*YOUR INSTRUCTIONS*:
Word for word, restate every line of the listing that follows.

━━━ RECORDS SHOWN ━━━

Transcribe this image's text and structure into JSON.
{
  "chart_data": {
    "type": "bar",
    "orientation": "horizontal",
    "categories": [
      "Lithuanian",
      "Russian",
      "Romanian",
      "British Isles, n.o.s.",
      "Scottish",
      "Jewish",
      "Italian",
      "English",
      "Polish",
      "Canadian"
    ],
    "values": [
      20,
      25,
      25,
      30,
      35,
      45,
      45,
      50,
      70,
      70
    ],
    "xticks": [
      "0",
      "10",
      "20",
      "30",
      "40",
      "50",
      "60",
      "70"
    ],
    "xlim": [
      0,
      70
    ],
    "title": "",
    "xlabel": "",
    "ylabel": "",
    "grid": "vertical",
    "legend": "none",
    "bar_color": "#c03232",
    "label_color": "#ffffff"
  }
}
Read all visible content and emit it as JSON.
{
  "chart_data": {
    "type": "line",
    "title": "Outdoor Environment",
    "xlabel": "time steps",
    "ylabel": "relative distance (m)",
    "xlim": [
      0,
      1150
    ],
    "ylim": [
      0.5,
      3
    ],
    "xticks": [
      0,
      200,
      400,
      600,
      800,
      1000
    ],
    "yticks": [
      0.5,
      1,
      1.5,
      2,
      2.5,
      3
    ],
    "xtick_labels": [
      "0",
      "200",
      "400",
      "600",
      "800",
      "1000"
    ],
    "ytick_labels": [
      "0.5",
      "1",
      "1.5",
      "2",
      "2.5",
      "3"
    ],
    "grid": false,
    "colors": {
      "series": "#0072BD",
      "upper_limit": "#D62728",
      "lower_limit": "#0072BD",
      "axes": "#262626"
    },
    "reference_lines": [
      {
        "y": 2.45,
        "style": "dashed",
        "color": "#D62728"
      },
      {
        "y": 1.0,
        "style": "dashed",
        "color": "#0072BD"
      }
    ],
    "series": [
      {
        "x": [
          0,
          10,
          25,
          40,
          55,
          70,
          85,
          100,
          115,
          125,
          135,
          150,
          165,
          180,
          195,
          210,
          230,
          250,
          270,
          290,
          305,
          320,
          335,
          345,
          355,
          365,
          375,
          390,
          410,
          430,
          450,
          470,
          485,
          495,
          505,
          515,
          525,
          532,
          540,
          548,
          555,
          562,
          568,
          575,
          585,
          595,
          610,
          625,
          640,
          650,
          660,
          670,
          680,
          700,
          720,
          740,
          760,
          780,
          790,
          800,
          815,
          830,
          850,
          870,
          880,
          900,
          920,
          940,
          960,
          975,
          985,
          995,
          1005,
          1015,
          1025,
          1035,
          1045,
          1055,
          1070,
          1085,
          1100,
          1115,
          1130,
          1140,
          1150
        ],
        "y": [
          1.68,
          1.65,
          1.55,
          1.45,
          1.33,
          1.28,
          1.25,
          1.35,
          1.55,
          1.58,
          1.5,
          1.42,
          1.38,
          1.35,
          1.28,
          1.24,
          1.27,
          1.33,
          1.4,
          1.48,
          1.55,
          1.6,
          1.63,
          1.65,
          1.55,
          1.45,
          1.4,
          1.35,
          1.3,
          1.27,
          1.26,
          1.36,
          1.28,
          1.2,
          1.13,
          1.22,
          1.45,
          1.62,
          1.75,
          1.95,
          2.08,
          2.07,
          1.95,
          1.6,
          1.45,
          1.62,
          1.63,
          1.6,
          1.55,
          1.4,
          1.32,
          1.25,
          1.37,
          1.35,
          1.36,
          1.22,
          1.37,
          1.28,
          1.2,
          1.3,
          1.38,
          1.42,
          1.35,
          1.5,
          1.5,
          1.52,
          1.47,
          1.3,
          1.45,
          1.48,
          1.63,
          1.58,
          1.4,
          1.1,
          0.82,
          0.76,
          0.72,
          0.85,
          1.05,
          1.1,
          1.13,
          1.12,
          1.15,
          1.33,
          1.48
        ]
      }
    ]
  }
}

━━━

*WRITTEN ANSWER*:
Transcribe this image's text and structure into JSON.
{
  "chart_data": {
    "type": "bar",
    "orientation": "horizontal",
    "categories": [
      "Lithuanian",
      "Russian",
      "Romanian",
      "British Isles, n.o.s.",
      "Scottish",
      "Jewish",
      "Italian",
      "English",
      "Polish",
      "Canadian"
    ],
    "values": [
      20,
      25,
      25,
      30,
      35,
      45,
      45,
      50,
      70,
      70
    ],
    "xticks": [
      "0",
      "10",
      "20",
      "30",
      "40",
      "50",
      "60",
      "70"
    ],
    "xlim": [
      0,
      70
    ],
    "title": "",
    "xlabel": "",
    "ylabel": "",
    "grid": "vertical",
    "legend": "none",
    "bar_color": "#c03232",
    "label_color": "#ffffff"
  }
}
Read all visible content and emit it as JSON.
{
  "chart_data": {
    "type": "line",
    "title": "Outdoor Environment",
    "xlabel": "time steps",
    "ylabel": "relative distance (m)",
    "xlim": [
      0,
      1150
    ],
    "ylim": [
      0.5,
      3
    ],
    "xticks": [
      0,
      200,
      400,
      600,
      800,
      1000
    ],
    "yticks": [
      0.5,
      1,
      1.5,
      2,
      2.5,
      3
    ],
    "xtick_labels": [
      "0",
      "200",
      "400",
      "600",
      "800",
      "1000"
    ],
    "ytick_labels": [
      "0.5",
      "1",
      "1.5",
      "2",
      "2.5",
      "3"
    ],
    "grid": false,
    "colors": {
      "series": "#0072BD",
      "upper_limit": "#D62728",
      "lower_limit": "#0072BD",
      "axes": "#262626"
    },
    "reference_lines": [
      {
        "y": 2.45,
        "style": "dashed",
        "color": "#D62728"
      },
      {
        "y": 1.0,
        "style": "dashed",
        "color": "#0072BD"
      }
    ],
    "series": [
      {
        "x": [
          0,
          10,
          25,
          40,
          55,
          70,
          85,
          100,
          115,
          125,
          135,
          150,
          165,
          180,
          195,
          210,
          230,
          250,
          270,
          290,
          305,
          320,
          335,
          345,
          355,
          365,
          375,
          390,
          410,
          430,
          450,
          470,
          485,
          495,
          505,
          515,
          525,
          532,
          540,
          548,
          555,
          562,
          568,
          575,
          585,
          595,
          610,
          625,
          640,
          650,
          660,
          670,
          680,
          700,
          720,
          740,
          760,
          780,
          790,
          800,
          815,
          830,
          850,
          870,
          880,
          900,
          920,
          940,
          960,
          975,
          985,
          995,
          1005,
          1015,
          1025,
          1035,
          1045,
          1055,
          1070,
          1085,
          1100,
          1115,
          1130,
          1140,
          1150
        ],
        "y": [
          1.68,
          1.65,
          1.55,
          1.45,
          1.33,
          1.28,
          1.25,
          1.35,
          1.55,
          1.58,
          1.5,
          1.42,
          1.38,
          1.35,
          1.28,
          1.24,
          1.27,
          1.33,
          1.4,
          1.48,
          1.55,
          1.6,
          1.63,
          1.65,
          1.55,
          1.45,
          1.4,
          1.35,
          1.3,
          1.27,
          1.26,
          1.36,
          1.28,
          1.2,
          1.13,
          1.22,
          1.45,
          1.62,
          1.75,
          1.95,
          2.08,
          2.07,
          1.95,
          1.6,
          1.45,
          1.62,
          1.63,
          1.6,
          1.55,
          1.4,
          1.32,
          1.25,
          1.37,
          1.35,
          1.36,
          1.22,
          1.37,
          1.28,
          1.2,
          1.3,
          1.38,
          1.42,
          1.35,
          1.5,
          1.5,
          1.52,
          1.47,
          1.3,
          1.45,
          1.48,
          1.63,
          1.58,
          1.4,
          1.1,
          0.82,
          0.76,
          0.72,
          0.85,
          1.05,
          1.1,
          1.13,
          1.12,
          1.15,
          1.33,
          1.48
        ]
      }
    ]
  }
}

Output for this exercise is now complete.